# Items:
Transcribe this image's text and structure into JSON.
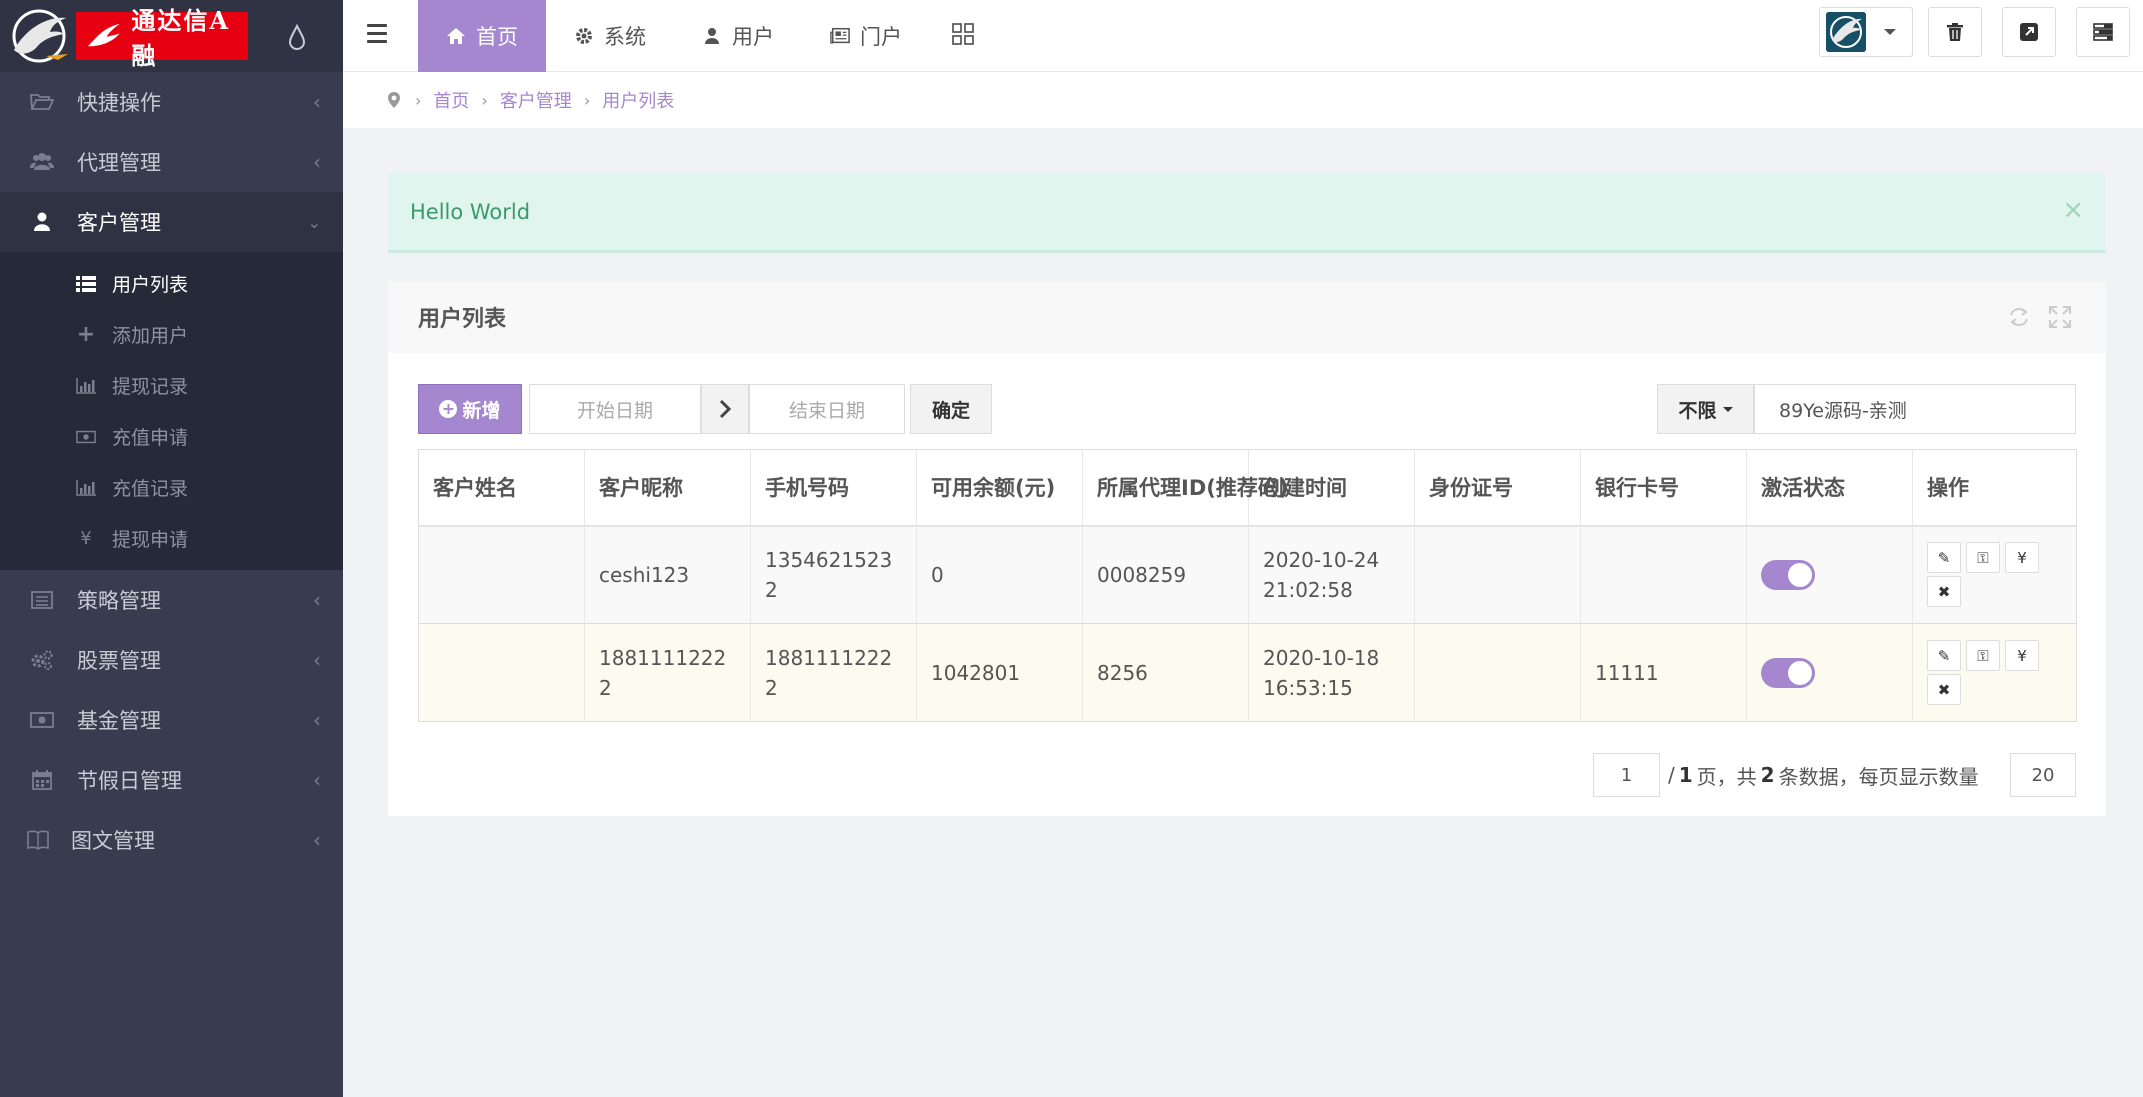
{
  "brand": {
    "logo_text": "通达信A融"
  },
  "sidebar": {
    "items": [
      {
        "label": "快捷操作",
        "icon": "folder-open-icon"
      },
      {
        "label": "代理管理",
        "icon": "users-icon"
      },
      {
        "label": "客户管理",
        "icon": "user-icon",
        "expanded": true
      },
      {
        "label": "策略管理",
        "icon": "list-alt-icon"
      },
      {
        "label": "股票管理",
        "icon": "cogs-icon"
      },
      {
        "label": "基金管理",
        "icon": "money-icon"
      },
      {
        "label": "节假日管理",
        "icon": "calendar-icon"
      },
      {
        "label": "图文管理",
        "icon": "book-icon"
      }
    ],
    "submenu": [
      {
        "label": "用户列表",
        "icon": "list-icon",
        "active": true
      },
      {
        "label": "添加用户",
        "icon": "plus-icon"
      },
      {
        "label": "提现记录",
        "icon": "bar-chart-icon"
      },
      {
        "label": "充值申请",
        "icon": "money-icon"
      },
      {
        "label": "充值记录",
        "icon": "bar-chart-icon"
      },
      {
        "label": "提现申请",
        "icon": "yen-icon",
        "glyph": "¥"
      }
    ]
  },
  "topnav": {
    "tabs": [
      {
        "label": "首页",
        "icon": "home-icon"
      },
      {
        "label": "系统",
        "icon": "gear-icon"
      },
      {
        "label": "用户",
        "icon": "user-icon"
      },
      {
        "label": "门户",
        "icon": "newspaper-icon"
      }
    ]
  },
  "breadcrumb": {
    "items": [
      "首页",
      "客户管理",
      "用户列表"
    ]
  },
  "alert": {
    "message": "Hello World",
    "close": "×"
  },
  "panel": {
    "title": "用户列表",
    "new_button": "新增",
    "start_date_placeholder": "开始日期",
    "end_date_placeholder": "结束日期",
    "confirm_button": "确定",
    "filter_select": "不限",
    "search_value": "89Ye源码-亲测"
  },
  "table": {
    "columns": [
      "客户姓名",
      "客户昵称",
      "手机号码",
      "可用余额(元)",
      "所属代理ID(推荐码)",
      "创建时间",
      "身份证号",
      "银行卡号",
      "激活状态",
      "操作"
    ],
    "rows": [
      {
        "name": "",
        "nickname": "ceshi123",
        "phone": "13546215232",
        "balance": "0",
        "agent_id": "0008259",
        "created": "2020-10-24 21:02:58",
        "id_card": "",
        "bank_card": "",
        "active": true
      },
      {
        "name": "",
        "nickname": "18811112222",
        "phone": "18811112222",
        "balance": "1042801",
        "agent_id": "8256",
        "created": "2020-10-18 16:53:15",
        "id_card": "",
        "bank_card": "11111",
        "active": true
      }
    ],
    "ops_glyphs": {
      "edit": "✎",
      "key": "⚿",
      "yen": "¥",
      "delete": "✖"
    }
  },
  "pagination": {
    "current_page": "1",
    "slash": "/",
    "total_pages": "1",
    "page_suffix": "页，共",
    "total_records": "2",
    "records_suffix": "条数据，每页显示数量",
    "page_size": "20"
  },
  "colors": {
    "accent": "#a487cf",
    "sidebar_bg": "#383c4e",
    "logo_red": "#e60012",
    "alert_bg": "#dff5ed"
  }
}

# What the task asks:
Reproduce the data word for word, excluding its pictures.

# Full output:
Transcribe this image's text and structure into JSON.
{
  "brand": {
    "logo_text": "通达信A融"
  },
  "sidebar": {
    "items": [
      {
        "label": "快捷操作",
        "icon": "folder-open-icon"
      },
      {
        "label": "代理管理",
        "icon": "users-icon"
      },
      {
        "label": "客户管理",
        "icon": "user-icon",
        "expanded": true
      },
      {
        "label": "策略管理",
        "icon": "list-alt-icon"
      },
      {
        "label": "股票管理",
        "icon": "cogs-icon"
      },
      {
        "label": "基金管理",
        "icon": "money-icon"
      },
      {
        "label": "节假日管理",
        "icon": "calendar-icon"
      },
      {
        "label": "图文管理",
        "icon": "book-icon"
      }
    ],
    "submenu": [
      {
        "label": "用户列表",
        "icon": "list-icon",
        "active": true
      },
      {
        "label": "添加用户",
        "icon": "plus-icon"
      },
      {
        "label": "提现记录",
        "icon": "bar-chart-icon"
      },
      {
        "label": "充值申请",
        "icon": "money-icon"
      },
      {
        "label": "充值记录",
        "icon": "bar-chart-icon"
      },
      {
        "label": "提现申请",
        "icon": "yen-icon",
        "glyph": "¥"
      }
    ]
  },
  "topnav": {
    "tabs": [
      {
        "label": "首页",
        "icon": "home-icon"
      },
      {
        "label": "系统",
        "icon": "gear-icon"
      },
      {
        "label": "用户",
        "icon": "user-icon"
      },
      {
        "label": "门户",
        "icon": "newspaper-icon"
      }
    ]
  },
  "breadcrumb": {
    "items": [
      "首页",
      "客户管理",
      "用户列表"
    ]
  },
  "alert": {
    "message": "Hello World",
    "close": "×"
  },
  "panel": {
    "title": "用户列表",
    "new_button": "新增",
    "start_date_placeholder": "开始日期",
    "end_date_placeholder": "结束日期",
    "confirm_button": "确定",
    "filter_select": "不限",
    "search_value": "89Ye源码-亲测"
  },
  "table": {
    "columns": [
      "客户姓名",
      "客户昵称",
      "手机号码",
      "可用余额(元)",
      "所属代理ID(推荐码)",
      "创建时间",
      "身份证号",
      "银行卡号",
      "激活状态",
      "操作"
    ],
    "rows": [
      {
        "name": "",
        "nickname": "ceshi123",
        "phone": "13546215232",
        "balance": "0",
        "agent_id": "0008259",
        "created": "2020-10-24 21:02:58",
        "id_card": "",
        "bank_card": "",
        "active": true
      },
      {
        "name": "",
        "nickname": "18811112222",
        "phone": "18811112222",
        "balance": "1042801",
        "agent_id": "8256",
        "created": "2020-10-18 16:53:15",
        "id_card": "",
        "bank_card": "11111",
        "active": true
      }
    ],
    "ops_glyphs": {
      "edit": "✎",
      "key": "⚿",
      "yen": "¥",
      "delete": "✖"
    }
  },
  "pagination": {
    "current_page": "1",
    "slash": "/",
    "total_pages": "1",
    "page_suffix": "页，共",
    "total_records": "2",
    "records_suffix": "条数据，每页显示数量",
    "page_size": "20"
  },
  "colors": {
    "accent": "#a487cf",
    "sidebar_bg": "#383c4e",
    "logo_red": "#e60012",
    "alert_bg": "#dff5ed"
  }
}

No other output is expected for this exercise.